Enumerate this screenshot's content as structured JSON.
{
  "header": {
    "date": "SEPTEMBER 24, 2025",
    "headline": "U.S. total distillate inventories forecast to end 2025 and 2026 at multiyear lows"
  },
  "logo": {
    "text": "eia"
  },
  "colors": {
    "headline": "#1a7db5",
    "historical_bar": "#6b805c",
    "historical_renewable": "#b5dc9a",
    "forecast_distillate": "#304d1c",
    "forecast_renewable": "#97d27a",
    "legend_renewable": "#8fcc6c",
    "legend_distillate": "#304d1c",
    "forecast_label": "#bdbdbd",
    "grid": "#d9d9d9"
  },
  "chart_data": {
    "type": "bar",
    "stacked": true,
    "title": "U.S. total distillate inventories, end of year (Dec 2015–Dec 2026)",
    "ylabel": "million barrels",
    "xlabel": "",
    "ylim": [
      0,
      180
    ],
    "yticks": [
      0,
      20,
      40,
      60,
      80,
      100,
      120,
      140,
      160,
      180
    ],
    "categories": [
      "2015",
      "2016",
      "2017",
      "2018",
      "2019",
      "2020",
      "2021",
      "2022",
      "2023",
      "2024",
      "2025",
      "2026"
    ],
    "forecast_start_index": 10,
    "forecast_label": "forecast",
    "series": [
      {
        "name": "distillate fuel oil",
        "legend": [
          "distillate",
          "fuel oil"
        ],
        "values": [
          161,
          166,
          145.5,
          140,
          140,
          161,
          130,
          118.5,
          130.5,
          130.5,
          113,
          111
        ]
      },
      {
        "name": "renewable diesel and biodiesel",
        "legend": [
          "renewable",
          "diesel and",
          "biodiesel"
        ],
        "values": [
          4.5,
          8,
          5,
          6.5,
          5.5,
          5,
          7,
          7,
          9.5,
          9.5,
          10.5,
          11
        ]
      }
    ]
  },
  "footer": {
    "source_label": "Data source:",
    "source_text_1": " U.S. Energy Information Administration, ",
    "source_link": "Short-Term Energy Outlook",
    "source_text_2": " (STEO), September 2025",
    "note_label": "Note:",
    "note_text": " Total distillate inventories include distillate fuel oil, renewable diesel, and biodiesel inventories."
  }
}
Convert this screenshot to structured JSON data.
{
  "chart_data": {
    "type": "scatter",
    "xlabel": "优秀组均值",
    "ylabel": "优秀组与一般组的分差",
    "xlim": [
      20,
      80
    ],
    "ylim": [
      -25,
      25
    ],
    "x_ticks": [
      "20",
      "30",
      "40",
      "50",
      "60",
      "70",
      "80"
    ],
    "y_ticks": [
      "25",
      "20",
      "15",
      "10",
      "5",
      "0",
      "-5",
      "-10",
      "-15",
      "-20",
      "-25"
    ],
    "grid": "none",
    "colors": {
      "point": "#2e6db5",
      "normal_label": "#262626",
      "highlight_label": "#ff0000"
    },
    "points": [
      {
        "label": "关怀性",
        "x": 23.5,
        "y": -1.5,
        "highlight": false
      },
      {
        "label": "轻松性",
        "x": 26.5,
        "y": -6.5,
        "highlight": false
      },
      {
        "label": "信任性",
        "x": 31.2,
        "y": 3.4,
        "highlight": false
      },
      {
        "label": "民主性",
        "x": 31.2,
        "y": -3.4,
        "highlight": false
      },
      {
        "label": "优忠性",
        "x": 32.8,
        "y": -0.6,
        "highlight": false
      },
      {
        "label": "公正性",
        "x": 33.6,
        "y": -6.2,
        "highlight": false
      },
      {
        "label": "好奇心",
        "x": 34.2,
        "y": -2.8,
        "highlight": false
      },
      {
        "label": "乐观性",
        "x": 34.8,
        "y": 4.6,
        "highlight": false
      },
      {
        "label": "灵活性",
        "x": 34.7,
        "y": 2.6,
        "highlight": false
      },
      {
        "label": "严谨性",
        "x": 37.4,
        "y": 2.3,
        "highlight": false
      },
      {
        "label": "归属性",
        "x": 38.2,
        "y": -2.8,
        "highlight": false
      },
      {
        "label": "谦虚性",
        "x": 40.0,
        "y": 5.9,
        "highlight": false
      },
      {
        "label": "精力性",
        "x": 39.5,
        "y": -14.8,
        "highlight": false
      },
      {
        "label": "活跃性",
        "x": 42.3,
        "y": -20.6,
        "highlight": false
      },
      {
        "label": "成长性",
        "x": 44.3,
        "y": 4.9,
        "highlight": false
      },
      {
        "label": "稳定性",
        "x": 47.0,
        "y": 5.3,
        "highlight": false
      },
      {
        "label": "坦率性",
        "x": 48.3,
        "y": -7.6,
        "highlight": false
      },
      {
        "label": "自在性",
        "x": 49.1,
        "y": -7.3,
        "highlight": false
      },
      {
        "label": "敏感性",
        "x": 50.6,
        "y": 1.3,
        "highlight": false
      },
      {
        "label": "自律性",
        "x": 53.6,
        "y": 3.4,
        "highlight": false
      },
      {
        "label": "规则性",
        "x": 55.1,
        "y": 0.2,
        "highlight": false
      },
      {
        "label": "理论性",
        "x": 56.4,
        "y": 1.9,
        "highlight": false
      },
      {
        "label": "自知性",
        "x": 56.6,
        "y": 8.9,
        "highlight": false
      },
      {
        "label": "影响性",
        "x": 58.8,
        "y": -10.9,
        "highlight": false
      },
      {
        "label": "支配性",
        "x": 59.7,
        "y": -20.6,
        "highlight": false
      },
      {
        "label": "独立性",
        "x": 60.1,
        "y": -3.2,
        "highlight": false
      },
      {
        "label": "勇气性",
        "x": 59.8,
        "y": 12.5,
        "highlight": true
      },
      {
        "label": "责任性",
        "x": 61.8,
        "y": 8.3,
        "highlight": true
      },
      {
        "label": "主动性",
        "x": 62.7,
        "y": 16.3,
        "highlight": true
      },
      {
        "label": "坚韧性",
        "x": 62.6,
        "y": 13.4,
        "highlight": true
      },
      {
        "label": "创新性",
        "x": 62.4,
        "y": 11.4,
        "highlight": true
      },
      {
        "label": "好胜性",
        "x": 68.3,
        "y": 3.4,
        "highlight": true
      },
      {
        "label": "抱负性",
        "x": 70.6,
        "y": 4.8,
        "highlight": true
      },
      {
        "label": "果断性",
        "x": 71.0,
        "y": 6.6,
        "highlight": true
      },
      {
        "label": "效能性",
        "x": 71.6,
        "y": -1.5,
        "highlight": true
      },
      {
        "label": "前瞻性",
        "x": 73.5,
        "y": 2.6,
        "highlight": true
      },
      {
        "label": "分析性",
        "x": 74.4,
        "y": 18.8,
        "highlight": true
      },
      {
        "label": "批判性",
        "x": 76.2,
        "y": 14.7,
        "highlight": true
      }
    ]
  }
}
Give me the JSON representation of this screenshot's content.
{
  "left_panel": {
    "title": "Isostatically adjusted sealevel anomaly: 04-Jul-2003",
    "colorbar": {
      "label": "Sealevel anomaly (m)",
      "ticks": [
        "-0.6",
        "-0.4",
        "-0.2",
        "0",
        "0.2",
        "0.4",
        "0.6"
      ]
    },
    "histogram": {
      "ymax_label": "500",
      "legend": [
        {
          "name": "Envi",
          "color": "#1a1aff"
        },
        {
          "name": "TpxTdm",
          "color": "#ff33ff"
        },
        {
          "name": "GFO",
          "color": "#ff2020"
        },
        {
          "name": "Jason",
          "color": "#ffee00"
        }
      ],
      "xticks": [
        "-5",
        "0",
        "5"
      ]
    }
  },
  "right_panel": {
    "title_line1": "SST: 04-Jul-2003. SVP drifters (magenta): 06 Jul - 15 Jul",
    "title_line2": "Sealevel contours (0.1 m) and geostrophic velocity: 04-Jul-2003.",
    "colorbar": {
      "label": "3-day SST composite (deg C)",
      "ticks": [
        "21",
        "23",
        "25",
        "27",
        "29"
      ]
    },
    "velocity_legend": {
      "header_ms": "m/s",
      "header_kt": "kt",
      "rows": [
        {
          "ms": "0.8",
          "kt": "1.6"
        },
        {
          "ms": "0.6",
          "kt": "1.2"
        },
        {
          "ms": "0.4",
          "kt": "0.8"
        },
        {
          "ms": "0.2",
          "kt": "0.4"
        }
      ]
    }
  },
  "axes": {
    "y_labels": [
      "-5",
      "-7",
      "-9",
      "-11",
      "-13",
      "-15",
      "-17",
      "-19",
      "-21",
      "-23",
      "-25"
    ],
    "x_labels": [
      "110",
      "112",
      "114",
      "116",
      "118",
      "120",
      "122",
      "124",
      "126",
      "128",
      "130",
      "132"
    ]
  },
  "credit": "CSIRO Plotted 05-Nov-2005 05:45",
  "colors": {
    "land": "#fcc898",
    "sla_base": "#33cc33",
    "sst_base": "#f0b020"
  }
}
---*---
■ GIVEN INSTRUCTION:
Look through the material above and pick out each line holding the word "biodiesel".

■ ANSWER TO THIS TASK:
        "name": "renewable diesel and biodiesel",
          "biodiesel"
    "note_text": " Total distillate inventories include distillate fuel oil, renewable diesel, and biodiesel inventories."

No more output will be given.